> [TEXTE DE L'EXERCICE]:
____________
¿ le bouh du bas ๑

Jeunes pensées accablantes d'une victime ridicule. Chut.

dimanche 29 avril

quatorze

rafia_024

Il est Samedi soir. La lumière du soleil rase les fleurs, il fait lourd, tout le monde a ouvert ses fenêtres. En foulant l'herbe presque arrosée du soir, je peux entendre le son des postes de télé des voisins, sentir l'odeur de la cuisine des inconditionnels de la pizza du samedi soir. Appareil photo en main, je saisis les derniers instants de l'après midi. Impression de vacances, de liberté de pouvoir jouer avec le temps qui passe sans me soucier guère du lendemain.
____________
> [CONSIGNE]: Reproduisez fidèlement le passage du texte de l'exercice qui va de « Jeunes pensées accablantes » à « guère du lendemain. ». Les lignes n'interviennent en rien dans ce travail.

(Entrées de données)
____________
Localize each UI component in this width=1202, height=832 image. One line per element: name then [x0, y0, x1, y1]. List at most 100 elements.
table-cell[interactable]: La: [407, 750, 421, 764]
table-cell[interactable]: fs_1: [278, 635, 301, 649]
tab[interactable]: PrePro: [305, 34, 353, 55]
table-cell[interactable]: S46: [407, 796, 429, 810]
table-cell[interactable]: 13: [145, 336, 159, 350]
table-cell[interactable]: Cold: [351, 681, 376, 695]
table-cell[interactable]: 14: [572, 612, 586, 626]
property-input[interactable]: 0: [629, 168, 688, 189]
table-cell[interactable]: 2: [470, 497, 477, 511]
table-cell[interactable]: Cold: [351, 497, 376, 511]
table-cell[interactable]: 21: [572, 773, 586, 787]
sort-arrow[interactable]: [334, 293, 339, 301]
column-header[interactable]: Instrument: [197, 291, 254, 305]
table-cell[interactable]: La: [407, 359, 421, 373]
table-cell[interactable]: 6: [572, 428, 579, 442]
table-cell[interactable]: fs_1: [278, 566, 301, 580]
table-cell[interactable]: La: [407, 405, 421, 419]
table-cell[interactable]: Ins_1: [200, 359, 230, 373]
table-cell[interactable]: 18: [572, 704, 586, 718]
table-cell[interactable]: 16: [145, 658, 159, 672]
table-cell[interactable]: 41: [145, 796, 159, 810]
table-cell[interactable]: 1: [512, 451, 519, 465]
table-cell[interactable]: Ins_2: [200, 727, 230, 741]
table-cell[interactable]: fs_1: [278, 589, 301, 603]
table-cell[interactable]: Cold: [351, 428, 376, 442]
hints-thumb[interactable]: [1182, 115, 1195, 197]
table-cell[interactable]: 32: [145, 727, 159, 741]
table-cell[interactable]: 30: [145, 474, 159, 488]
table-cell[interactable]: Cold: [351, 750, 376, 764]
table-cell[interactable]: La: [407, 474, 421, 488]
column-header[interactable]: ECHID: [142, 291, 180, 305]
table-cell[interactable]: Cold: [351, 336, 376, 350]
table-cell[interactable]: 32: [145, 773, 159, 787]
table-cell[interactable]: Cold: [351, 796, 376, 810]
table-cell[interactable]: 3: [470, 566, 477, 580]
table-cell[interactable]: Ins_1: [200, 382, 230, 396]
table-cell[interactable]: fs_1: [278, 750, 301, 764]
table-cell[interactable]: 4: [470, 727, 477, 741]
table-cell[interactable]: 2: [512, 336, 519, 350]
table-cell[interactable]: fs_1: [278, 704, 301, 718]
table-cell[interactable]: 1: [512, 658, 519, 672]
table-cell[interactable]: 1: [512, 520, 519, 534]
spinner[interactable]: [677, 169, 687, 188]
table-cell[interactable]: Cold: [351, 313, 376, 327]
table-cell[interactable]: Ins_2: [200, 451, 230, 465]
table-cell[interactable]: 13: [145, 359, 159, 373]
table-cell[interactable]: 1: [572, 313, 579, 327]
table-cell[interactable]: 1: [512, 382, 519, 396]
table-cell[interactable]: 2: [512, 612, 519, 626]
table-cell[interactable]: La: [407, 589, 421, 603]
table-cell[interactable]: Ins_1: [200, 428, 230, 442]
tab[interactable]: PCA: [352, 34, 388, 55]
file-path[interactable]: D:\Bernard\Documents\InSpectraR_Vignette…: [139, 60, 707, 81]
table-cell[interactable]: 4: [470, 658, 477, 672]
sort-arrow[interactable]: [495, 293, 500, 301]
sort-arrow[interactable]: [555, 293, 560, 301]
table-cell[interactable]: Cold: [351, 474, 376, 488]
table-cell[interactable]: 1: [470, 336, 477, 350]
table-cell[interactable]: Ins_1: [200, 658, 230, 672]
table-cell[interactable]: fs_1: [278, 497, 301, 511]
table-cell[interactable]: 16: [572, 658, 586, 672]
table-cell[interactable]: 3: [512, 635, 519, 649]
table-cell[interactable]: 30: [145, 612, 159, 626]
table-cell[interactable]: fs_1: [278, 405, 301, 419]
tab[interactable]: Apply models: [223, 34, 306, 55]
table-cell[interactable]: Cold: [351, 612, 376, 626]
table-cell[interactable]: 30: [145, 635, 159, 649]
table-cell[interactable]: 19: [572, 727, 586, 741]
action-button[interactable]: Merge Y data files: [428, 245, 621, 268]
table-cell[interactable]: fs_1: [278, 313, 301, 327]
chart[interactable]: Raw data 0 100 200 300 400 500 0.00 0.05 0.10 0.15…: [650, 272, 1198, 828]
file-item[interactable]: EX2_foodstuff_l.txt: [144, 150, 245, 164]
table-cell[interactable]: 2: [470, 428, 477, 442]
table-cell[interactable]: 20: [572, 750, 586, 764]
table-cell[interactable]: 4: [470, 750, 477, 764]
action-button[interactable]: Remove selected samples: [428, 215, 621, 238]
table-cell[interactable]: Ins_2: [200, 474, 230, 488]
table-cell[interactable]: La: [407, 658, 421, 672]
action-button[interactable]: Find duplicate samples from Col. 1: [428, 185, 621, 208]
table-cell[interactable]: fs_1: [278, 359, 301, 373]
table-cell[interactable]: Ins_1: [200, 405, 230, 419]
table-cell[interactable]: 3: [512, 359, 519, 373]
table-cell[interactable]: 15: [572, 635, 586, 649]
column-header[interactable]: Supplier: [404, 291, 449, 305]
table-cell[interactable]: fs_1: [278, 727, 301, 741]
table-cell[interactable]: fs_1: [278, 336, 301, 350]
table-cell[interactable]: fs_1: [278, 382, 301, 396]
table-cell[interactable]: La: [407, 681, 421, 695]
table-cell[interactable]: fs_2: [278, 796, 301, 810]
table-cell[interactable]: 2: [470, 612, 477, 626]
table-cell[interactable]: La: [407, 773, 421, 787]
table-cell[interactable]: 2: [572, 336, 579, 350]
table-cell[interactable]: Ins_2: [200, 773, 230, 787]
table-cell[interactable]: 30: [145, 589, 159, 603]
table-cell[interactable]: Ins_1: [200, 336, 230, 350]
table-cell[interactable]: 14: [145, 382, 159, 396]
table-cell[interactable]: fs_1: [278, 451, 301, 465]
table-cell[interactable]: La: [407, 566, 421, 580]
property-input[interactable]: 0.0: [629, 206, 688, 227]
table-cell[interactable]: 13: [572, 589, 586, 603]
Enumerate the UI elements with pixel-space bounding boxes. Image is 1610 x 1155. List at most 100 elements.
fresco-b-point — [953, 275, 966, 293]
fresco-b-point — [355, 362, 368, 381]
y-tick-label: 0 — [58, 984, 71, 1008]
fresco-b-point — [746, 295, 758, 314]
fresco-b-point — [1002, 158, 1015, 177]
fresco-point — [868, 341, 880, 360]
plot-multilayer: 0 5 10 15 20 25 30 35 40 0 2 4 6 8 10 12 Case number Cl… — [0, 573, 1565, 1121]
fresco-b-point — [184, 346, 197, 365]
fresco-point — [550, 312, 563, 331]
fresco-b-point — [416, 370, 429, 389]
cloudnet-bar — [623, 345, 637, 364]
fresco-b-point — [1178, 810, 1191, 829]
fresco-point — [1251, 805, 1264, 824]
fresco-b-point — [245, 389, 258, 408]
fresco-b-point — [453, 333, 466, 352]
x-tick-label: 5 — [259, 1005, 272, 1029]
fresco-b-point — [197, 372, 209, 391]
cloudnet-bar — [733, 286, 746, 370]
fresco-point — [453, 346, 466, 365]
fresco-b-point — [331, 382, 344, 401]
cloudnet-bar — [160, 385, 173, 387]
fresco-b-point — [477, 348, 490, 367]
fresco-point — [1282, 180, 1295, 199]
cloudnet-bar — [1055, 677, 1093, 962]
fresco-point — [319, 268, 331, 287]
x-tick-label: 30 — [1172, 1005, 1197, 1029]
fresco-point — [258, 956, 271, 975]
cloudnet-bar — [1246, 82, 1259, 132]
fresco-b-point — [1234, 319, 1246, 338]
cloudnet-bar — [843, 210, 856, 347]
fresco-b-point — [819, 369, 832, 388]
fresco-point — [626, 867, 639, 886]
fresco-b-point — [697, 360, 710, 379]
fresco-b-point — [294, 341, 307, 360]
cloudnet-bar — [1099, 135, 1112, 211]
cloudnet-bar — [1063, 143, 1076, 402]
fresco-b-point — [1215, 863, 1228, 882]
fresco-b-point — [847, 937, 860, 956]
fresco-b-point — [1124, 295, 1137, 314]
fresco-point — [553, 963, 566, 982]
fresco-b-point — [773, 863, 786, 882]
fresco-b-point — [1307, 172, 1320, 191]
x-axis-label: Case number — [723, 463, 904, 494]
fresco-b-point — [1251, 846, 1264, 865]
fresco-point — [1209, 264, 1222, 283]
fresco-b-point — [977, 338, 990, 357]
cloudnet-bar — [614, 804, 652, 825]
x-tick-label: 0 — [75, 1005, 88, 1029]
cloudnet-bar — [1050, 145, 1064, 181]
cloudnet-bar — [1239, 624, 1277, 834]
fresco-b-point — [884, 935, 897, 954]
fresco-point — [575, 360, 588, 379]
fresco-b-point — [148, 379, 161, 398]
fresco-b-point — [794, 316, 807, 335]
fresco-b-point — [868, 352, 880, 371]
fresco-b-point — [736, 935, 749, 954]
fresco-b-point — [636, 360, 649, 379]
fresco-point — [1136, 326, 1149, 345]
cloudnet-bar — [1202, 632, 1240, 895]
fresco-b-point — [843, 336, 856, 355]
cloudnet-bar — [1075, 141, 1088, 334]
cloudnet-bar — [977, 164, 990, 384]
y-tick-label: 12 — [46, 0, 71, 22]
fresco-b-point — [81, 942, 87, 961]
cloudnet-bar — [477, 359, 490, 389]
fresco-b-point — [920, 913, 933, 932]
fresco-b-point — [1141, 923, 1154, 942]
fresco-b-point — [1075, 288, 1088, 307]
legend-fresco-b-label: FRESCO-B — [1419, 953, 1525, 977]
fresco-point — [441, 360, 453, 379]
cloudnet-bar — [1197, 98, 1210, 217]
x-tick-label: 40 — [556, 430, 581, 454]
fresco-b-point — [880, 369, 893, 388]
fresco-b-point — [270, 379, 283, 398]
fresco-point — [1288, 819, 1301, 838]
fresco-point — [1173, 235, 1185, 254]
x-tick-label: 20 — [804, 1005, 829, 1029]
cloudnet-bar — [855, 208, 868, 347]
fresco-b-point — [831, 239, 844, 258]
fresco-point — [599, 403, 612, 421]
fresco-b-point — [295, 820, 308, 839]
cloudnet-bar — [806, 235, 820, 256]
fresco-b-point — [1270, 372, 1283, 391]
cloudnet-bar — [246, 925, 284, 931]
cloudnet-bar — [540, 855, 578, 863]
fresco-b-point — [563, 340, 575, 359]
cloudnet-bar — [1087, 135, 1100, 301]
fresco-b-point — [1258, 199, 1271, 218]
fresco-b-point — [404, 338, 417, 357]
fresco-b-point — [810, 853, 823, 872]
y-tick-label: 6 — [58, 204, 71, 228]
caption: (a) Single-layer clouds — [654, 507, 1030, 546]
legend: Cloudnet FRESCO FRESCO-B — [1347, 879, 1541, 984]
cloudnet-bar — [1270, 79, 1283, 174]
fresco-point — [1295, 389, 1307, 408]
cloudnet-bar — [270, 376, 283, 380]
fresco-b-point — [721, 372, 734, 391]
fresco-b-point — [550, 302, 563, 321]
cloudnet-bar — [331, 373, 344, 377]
____________
> [RÉPONSE]:
Jeunes pensées accablantes d'une victime ridicule. Chut.

dimanche 29 avril

quatorze

rafia_024

Il est Samedi soir. La lumière du soleil rase les fleurs, il fait lourd, tout le monde a ouvert ses fenêtres. En foulant l'herbe presque arrosée du soir, je peux entendre le son des postes de télé des voisins, sentir l'odeur de la cuisine des inconditionnels de la pizza du samedi soir. Appareil photo en main, je saisis les derniers instants de l'après midi. Impression de vacances, de liberté de pouvoir jouer avec le temps qui passe sans me soucier guère du lendemain.